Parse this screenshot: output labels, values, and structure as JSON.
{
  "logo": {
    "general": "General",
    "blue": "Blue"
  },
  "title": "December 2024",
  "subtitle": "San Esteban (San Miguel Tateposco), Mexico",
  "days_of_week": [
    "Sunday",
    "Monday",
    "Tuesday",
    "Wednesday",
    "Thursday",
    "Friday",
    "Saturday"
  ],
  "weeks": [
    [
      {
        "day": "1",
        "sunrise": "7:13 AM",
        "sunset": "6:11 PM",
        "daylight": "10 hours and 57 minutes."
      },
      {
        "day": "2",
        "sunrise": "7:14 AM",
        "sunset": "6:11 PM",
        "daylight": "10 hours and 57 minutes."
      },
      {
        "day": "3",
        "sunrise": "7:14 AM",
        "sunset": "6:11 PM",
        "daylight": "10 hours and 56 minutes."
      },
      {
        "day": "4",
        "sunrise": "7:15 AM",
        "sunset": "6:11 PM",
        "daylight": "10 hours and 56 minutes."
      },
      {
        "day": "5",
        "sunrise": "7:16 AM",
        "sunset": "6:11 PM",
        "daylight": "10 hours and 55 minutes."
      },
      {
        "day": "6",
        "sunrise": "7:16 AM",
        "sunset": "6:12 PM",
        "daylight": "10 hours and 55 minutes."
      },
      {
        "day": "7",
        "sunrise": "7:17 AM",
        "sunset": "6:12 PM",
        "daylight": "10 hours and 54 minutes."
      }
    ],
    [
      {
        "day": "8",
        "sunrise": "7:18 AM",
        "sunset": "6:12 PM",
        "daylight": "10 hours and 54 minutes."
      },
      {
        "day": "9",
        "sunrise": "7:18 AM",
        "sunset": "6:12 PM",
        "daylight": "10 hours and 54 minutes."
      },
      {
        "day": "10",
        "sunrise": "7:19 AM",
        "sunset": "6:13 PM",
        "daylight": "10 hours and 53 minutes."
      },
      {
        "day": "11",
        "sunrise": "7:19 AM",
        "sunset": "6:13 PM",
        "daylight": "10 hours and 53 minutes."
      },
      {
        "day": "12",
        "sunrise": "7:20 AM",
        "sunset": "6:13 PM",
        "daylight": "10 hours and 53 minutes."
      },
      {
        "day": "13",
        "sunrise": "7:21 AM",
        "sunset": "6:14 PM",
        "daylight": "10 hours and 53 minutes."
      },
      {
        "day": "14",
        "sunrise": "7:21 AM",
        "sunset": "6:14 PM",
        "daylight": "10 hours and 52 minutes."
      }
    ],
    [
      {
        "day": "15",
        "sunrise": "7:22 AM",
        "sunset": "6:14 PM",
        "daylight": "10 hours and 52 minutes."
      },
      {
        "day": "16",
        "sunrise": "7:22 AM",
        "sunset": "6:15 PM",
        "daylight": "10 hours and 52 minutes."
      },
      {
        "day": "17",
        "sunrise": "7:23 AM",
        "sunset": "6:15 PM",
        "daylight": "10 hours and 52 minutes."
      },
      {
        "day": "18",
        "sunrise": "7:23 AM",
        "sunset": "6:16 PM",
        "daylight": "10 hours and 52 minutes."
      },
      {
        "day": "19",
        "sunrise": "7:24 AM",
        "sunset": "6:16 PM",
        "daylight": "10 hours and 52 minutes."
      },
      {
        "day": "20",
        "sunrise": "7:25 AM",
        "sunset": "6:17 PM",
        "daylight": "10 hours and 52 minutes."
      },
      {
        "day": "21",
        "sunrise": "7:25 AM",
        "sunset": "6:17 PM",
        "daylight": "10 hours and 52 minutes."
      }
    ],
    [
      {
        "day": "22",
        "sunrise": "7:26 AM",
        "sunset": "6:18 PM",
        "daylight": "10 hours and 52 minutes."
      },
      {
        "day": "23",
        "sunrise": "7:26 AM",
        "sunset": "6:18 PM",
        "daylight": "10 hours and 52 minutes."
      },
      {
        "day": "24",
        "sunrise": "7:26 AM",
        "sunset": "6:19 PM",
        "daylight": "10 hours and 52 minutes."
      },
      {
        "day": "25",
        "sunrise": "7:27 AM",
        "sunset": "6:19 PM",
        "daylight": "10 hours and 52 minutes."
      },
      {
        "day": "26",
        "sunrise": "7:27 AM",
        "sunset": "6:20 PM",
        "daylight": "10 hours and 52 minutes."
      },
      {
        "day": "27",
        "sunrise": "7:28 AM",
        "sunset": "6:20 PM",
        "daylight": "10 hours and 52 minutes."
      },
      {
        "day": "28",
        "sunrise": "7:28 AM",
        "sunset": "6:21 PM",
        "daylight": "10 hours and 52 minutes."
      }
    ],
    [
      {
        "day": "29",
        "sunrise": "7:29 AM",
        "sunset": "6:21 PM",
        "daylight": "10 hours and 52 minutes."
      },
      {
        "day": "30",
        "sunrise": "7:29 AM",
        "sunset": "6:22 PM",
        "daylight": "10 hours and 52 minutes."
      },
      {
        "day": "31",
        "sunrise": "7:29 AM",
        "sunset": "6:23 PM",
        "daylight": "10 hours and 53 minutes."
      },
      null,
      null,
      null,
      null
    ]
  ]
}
━━━━━━━━━━━━━━━━━━━━
**EXERCISE DIRECTIONS**
Write out all the records above again, exactly as they stand.

**FINAL RESULT**
Parse this screenshot: output labels, values, and structure as JSON.
{
  "logo": {
    "general": "General",
    "blue": "Blue"
  },
  "title": "December 2024",
  "subtitle": "San Esteban (San Miguel Tateposco), Mexico",
  "days_of_week": [
    "Sunday",
    "Monday",
    "Tuesday",
    "Wednesday",
    "Thursday",
    "Friday",
    "Saturday"
  ],
  "weeks": [
    [
      {
        "day": "1",
        "sunrise": "7:13 AM",
        "sunset": "6:11 PM",
        "daylight": "10 hours and 57 minutes."
      },
      {
        "day": "2",
        "sunrise": "7:14 AM",
        "sunset": "6:11 PM",
        "daylight": "10 hours and 57 minutes."
      },
      {
        "day": "3",
        "sunrise": "7:14 AM",
        "sunset": "6:11 PM",
        "daylight": "10 hours and 56 minutes."
      },
      {
        "day": "4",
        "sunrise": "7:15 AM",
        "sunset": "6:11 PM",
        "daylight": "10 hours and 56 minutes."
      },
      {
        "day": "5",
        "sunrise": "7:16 AM",
        "sunset": "6:11 PM",
        "daylight": "10 hours and 55 minutes."
      },
      {
        "day": "6",
        "sunrise": "7:16 AM",
        "sunset": "6:12 PM",
        "daylight": "10 hours and 55 minutes."
      },
      {
        "day": "7",
        "sunrise": "7:17 AM",
        "sunset": "6:12 PM",
        "daylight": "10 hours and 54 minutes."
      }
    ],
    [
      {
        "day": "8",
        "sunrise": "7:18 AM",
        "sunset": "6:12 PM",
        "daylight": "10 hours and 54 minutes."
      },
      {
        "day": "9",
        "sunrise": "7:18 AM",
        "sunset": "6:12 PM",
        "daylight": "10 hours and 54 minutes."
      },
      {
        "day": "10",
        "sunrise": "7:19 AM",
        "sunset": "6:13 PM",
        "daylight": "10 hours and 53 minutes."
      },
      {
        "day": "11",
        "sunrise": "7:19 AM",
        "sunset": "6:13 PM",
        "daylight": "10 hours and 53 minutes."
      },
      {
        "day": "12",
        "sunrise": "7:20 AM",
        "sunset": "6:13 PM",
        "daylight": "10 hours and 53 minutes."
      },
      {
        "day": "13",
        "sunrise": "7:21 AM",
        "sunset": "6:14 PM",
        "daylight": "10 hours and 53 minutes."
      },
      {
        "day": "14",
        "sunrise": "7:21 AM",
        "sunset": "6:14 PM",
        "daylight": "10 hours and 52 minutes."
      }
    ],
    [
      {
        "day": "15",
        "sunrise": "7:22 AM",
        "sunset": "6:14 PM",
        "daylight": "10 hours and 52 minutes."
      },
      {
        "day": "16",
        "sunrise": "7:22 AM",
        "sunset": "6:15 PM",
        "daylight": "10 hours and 52 minutes."
      },
      {
        "day": "17",
        "sunrise": "7:23 AM",
        "sunset": "6:15 PM",
        "daylight": "10 hours and 52 minutes."
      },
      {
        "day": "18",
        "sunrise": "7:23 AM",
        "sunset": "6:16 PM",
        "daylight": "10 hours and 52 minutes."
      },
      {
        "day": "19",
        "sunrise": "7:24 AM",
        "sunset": "6:16 PM",
        "daylight": "10 hours and 52 minutes."
      },
      {
        "day": "20",
        "sunrise": "7:25 AM",
        "sunset": "6:17 PM",
        "daylight": "10 hours and 52 minutes."
      },
      {
        "day": "21",
        "sunrise": "7:25 AM",
        "sunset": "6:17 PM",
        "daylight": "10 hours and 52 minutes."
      }
    ],
    [
      {
        "day": "22",
        "sunrise": "7:26 AM",
        "sunset": "6:18 PM",
        "daylight": "10 hours and 52 minutes."
      },
      {
        "day": "23",
        "sunrise": "7:26 AM",
        "sunset": "6:18 PM",
        "daylight": "10 hours and 52 minutes."
      },
      {
        "day": "24",
        "sunrise": "7:26 AM",
        "sunset": "6:19 PM",
        "daylight": "10 hours and 52 minutes."
      },
      {
        "day": "25",
        "sunrise": "7:27 AM",
        "sunset": "6:19 PM",
        "daylight": "10 hours and 52 minutes."
      },
      {
        "day": "26",
        "sunrise": "7:27 AM",
        "sunset": "6:20 PM",
        "daylight": "10 hours and 52 minutes."
      },
      {
        "day": "27",
        "sunrise": "7:28 AM",
        "sunset": "6:20 PM",
        "daylight": "10 hours and 52 minutes."
      },
      {
        "day": "28",
        "sunrise": "7:28 AM",
        "sunset": "6:21 PM",
        "daylight": "10 hours and 52 minutes."
      }
    ],
    [
      {
        "day": "29",
        "sunrise": "7:29 AM",
        "sunset": "6:21 PM",
        "daylight": "10 hours and 52 minutes."
      },
      {
        "day": "30",
        "sunrise": "7:29 AM",
        "sunset": "6:22 PM",
        "daylight": "10 hours and 52 minutes."
      },
      {
        "day": "31",
        "sunrise": "7:29 AM",
        "sunset": "6:23 PM",
        "daylight": "10 hours and 53 minutes."
      },
      null,
      null,
      null,
      null
    ]
  ]
}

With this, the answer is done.